● **GIVEN DATA**:
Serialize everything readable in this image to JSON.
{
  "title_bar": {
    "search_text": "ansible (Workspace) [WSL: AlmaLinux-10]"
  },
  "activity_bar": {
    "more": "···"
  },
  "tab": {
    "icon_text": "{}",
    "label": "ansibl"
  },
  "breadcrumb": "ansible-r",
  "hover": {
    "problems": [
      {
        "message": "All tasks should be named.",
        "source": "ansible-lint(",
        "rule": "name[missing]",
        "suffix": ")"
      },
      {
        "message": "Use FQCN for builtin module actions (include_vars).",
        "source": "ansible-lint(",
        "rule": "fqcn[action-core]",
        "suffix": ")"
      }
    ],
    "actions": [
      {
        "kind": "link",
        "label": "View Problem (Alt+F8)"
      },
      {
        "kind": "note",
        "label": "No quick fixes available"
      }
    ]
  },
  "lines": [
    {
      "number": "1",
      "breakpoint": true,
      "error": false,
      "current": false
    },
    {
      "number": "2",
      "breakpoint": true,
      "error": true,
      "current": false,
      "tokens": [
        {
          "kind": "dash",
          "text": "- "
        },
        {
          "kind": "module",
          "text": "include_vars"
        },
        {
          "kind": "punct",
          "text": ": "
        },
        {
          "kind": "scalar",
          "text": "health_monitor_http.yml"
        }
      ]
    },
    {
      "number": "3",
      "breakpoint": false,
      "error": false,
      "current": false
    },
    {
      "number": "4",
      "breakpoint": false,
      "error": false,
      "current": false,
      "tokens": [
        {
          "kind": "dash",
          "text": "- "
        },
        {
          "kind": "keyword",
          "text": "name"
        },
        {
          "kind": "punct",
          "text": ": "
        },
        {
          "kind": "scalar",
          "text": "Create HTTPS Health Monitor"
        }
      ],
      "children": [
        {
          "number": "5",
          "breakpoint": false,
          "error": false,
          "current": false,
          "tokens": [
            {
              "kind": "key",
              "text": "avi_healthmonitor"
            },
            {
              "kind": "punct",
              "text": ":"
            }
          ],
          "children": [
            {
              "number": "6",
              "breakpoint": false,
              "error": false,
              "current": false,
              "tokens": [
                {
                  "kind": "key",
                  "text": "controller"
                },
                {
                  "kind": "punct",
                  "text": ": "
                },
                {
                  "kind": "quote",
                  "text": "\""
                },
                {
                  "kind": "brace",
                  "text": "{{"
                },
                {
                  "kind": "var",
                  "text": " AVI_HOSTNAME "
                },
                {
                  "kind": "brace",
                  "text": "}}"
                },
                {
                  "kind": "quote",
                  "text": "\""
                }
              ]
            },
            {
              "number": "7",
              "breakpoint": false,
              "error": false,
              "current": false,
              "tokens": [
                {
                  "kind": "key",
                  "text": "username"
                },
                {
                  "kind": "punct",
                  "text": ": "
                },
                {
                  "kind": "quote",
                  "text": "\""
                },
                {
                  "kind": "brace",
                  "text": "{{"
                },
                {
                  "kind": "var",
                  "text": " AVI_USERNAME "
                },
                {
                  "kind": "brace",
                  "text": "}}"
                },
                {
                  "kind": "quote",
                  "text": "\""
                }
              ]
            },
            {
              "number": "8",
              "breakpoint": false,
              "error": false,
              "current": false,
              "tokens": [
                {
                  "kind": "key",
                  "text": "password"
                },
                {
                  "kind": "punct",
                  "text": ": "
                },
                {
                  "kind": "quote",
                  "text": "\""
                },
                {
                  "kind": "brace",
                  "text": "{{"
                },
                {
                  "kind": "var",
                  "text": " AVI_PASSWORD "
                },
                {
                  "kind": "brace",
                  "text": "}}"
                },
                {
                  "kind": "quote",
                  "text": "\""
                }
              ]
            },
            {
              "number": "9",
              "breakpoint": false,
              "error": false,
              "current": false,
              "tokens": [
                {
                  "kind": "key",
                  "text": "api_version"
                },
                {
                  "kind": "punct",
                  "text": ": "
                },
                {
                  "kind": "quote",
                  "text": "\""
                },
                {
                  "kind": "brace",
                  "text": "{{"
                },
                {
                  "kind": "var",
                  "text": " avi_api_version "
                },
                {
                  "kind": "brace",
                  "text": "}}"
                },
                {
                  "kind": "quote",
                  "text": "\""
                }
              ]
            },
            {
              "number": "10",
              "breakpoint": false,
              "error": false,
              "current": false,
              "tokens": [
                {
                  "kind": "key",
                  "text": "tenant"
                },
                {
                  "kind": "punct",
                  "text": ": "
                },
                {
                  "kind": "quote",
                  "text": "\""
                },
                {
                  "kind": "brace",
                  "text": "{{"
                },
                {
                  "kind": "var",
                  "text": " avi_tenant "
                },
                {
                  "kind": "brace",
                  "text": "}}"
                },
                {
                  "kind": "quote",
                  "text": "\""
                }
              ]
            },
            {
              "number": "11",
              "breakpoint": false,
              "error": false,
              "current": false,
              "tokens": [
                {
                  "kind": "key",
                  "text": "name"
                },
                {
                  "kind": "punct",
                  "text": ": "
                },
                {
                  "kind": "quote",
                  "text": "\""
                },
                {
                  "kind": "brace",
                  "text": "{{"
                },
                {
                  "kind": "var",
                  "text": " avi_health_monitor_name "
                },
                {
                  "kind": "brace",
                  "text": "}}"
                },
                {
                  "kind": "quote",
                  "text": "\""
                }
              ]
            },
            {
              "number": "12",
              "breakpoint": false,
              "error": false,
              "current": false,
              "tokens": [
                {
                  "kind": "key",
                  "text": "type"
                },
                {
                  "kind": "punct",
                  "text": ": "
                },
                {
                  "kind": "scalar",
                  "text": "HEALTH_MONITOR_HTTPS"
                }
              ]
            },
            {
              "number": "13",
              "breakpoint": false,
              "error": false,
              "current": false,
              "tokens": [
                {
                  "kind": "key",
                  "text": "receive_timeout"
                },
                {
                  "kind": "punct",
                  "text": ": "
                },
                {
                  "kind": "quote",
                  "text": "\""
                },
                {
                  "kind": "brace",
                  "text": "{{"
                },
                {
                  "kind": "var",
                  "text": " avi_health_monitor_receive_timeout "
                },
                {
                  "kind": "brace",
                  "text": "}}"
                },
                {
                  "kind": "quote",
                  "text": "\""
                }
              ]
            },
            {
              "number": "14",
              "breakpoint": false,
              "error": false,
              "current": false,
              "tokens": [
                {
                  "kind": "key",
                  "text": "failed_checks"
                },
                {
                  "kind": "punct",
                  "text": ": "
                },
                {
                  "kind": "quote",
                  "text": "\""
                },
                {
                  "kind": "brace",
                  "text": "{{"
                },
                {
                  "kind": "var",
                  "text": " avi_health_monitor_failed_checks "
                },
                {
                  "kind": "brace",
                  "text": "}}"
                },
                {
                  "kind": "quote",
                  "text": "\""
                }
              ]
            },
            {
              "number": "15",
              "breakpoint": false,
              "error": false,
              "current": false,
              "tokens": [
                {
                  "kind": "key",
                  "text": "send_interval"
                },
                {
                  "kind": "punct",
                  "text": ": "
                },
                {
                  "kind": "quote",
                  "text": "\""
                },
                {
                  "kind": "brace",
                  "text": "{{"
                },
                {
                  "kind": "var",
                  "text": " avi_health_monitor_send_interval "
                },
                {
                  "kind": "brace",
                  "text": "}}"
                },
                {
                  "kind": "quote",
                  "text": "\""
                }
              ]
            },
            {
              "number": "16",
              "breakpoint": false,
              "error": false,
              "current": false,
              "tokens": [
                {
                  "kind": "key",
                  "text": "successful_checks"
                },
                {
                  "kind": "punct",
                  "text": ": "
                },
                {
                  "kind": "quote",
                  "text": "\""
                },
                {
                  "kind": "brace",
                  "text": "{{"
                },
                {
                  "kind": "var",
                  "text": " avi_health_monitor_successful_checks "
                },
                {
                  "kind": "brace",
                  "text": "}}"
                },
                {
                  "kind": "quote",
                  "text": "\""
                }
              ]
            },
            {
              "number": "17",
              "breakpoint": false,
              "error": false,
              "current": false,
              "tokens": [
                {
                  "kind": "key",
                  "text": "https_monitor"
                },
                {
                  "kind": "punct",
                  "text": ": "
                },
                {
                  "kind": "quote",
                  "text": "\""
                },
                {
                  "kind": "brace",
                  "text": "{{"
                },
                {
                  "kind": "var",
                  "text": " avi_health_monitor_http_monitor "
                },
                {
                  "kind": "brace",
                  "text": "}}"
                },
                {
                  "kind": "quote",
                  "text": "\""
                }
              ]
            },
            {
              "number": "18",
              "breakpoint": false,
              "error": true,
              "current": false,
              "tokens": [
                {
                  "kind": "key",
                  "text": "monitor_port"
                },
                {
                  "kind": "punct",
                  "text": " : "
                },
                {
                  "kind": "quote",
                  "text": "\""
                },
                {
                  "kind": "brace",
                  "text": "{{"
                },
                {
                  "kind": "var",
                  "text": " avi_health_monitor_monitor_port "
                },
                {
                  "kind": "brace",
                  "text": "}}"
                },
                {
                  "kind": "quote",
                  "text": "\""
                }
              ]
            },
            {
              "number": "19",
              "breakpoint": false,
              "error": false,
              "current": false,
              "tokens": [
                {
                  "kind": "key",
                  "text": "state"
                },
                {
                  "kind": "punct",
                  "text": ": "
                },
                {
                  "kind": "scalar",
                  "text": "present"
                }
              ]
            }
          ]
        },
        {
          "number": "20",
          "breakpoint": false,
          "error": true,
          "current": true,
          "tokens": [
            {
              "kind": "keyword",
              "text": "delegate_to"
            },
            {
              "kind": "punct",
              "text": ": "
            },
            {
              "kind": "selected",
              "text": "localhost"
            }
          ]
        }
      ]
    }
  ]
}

● **EXERCISE REQUIREMENTS**: Look over the records above and copy each line that includes the string "true".

● **EXPECTED ANSWER**:
      "breakpoint": true,
      "breakpoint": true,
      "error": true,
              "error": true,
          "error": true,
          "current": true,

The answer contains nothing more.